◆ **Materials provided**:
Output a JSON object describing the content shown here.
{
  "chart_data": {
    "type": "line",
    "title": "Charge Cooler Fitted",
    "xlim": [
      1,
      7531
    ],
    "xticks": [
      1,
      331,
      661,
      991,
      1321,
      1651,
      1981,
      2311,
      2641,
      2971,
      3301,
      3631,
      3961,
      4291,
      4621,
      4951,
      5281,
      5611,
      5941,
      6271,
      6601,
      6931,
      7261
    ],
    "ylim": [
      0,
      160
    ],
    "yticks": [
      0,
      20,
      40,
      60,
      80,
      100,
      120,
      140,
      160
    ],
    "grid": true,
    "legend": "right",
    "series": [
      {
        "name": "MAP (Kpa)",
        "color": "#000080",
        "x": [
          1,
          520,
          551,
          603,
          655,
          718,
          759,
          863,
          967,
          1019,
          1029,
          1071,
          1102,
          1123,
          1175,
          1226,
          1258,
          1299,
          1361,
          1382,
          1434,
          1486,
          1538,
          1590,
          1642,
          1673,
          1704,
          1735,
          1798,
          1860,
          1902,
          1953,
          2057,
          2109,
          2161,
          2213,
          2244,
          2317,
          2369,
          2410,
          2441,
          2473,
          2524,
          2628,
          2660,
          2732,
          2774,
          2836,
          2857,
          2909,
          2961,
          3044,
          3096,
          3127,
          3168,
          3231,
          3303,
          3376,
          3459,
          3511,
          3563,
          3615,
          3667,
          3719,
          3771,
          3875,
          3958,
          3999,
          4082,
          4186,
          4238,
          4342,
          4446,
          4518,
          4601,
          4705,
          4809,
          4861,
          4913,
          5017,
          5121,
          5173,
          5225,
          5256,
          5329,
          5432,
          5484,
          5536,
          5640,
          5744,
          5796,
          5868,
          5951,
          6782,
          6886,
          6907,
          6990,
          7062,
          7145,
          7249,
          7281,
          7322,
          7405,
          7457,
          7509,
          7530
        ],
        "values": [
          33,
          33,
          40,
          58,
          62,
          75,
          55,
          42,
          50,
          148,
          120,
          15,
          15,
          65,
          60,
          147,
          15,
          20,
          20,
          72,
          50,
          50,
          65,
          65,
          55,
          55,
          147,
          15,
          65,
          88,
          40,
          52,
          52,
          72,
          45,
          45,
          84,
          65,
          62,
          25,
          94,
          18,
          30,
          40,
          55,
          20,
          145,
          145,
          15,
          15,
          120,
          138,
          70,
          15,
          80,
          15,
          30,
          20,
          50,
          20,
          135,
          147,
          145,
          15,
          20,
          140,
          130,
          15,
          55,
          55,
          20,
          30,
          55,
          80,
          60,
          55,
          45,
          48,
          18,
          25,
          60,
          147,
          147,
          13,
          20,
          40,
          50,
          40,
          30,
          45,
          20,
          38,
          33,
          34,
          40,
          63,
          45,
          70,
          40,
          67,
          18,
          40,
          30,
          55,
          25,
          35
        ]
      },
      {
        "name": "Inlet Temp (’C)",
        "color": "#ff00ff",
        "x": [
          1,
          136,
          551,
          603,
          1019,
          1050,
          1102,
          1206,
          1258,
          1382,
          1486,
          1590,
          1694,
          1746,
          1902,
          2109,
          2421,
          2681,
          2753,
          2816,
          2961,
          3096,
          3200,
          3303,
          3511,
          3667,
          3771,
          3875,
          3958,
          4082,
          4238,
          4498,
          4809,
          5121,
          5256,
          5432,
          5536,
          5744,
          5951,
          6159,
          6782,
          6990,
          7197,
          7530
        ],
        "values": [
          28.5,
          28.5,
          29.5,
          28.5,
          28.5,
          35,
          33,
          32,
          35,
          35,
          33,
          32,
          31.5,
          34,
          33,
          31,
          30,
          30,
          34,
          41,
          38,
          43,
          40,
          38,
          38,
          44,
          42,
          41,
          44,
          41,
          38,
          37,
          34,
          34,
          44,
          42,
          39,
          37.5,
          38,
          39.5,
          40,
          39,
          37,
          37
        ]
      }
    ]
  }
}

◆ **Required task**:
Would you give the material above again, complete and exact?

◆ **Correct response**:
Output a JSON object describing the content shown here.
{
  "chart_data": {
    "type": "line",
    "title": "Charge Cooler Fitted",
    "xlim": [
      1,
      7531
    ],
    "xticks": [
      1,
      331,
      661,
      991,
      1321,
      1651,
      1981,
      2311,
      2641,
      2971,
      3301,
      3631,
      3961,
      4291,
      4621,
      4951,
      5281,
      5611,
      5941,
      6271,
      6601,
      6931,
      7261
    ],
    "ylim": [
      0,
      160
    ],
    "yticks": [
      0,
      20,
      40,
      60,
      80,
      100,
      120,
      140,
      160
    ],
    "grid": true,
    "legend": "right",
    "series": [
      {
        "name": "MAP (Kpa)",
        "color": "#000080",
        "x": [
          1,
          520,
          551,
          603,
          655,
          718,
          759,
          863,
          967,
          1019,
          1029,
          1071,
          1102,
          1123,
          1175,
          1226,
          1258,
          1299,
          1361,
          1382,
          1434,
          1486,
          1538,
          1590,
          1642,
          1673,
          1704,
          1735,
          1798,
          1860,
          1902,
          1953,
          2057,
          2109,
          2161,
          2213,
          2244,
          2317,
          2369,
          2410,
          2441,
          2473,
          2524,
          2628,
          2660,
          2732,
          2774,
          2836,
          2857,
          2909,
          2961,
          3044,
          3096,
          3127,
          3168,
          3231,
          3303,
          3376,
          3459,
          3511,
          3563,
          3615,
          3667,
          3719,
          3771,
          3875,
          3958,
          3999,
          4082,
          4186,
          4238,
          4342,
          4446,
          4518,
          4601,
          4705,
          4809,
          4861,
          4913,
          5017,
          5121,
          5173,
          5225,
          5256,
          5329,
          5432,
          5484,
          5536,
          5640,
          5744,
          5796,
          5868,
          5951,
          6782,
          6886,
          6907,
          6990,
          7062,
          7145,
          7249,
          7281,
          7322,
          7405,
          7457,
          7509,
          7530
        ],
        "values": [
          33,
          33,
          40,
          58,
          62,
          75,
          55,
          42,
          50,
          148,
          120,
          15,
          15,
          65,
          60,
          147,
          15,
          20,
          20,
          72,
          50,
          50,
          65,
          65,
          55,
          55,
          147,
          15,
          65,
          88,
          40,
          52,
          52,
          72,
          45,
          45,
          84,
          65,
          62,
          25,
          94,
          18,
          30,
          40,
          55,
          20,
          145,
          145,
          15,
          15,
          120,
          138,
          70,
          15,
          80,
          15,
          30,
          20,
          50,
          20,
          135,
          147,
          145,
          15,
          20,
          140,
          130,
          15,
          55,
          55,
          20,
          30,
          55,
          80,
          60,
          55,
          45,
          48,
          18,
          25,
          60,
          147,
          147,
          13,
          20,
          40,
          50,
          40,
          30,
          45,
          20,
          38,
          33,
          34,
          40,
          63,
          45,
          70,
          40,
          67,
          18,
          40,
          30,
          55,
          25,
          35
        ]
      },
      {
        "name": "Inlet Temp (’C)",
        "color": "#ff00ff",
        "x": [
          1,
          136,
          551,
          603,
          1019,
          1050,
          1102,
          1206,
          1258,
          1382,
          1486,
          1590,
          1694,
          1746,
          1902,
          2109,
          2421,
          2681,
          2753,
          2816,
          2961,
          3096,
          3200,
          3303,
          3511,
          3667,
          3771,
          3875,
          3958,
          4082,
          4238,
          4498,
          4809,
          5121,
          5256,
          5432,
          5536,
          5744,
          5951,
          6159,
          6782,
          6990,
          7197,
          7530
        ],
        "values": [
          28.5,
          28.5,
          29.5,
          28.5,
          28.5,
          35,
          33,
          32,
          35,
          35,
          33,
          32,
          31.5,
          34,
          33,
          31,
          30,
          30,
          34,
          41,
          38,
          43,
          40,
          38,
          38,
          44,
          42,
          41,
          44,
          41,
          38,
          37,
          34,
          34,
          44,
          42,
          39,
          37.5,
          38,
          39.5,
          40,
          39,
          37,
          37
        ]
      }
    ]
  }
}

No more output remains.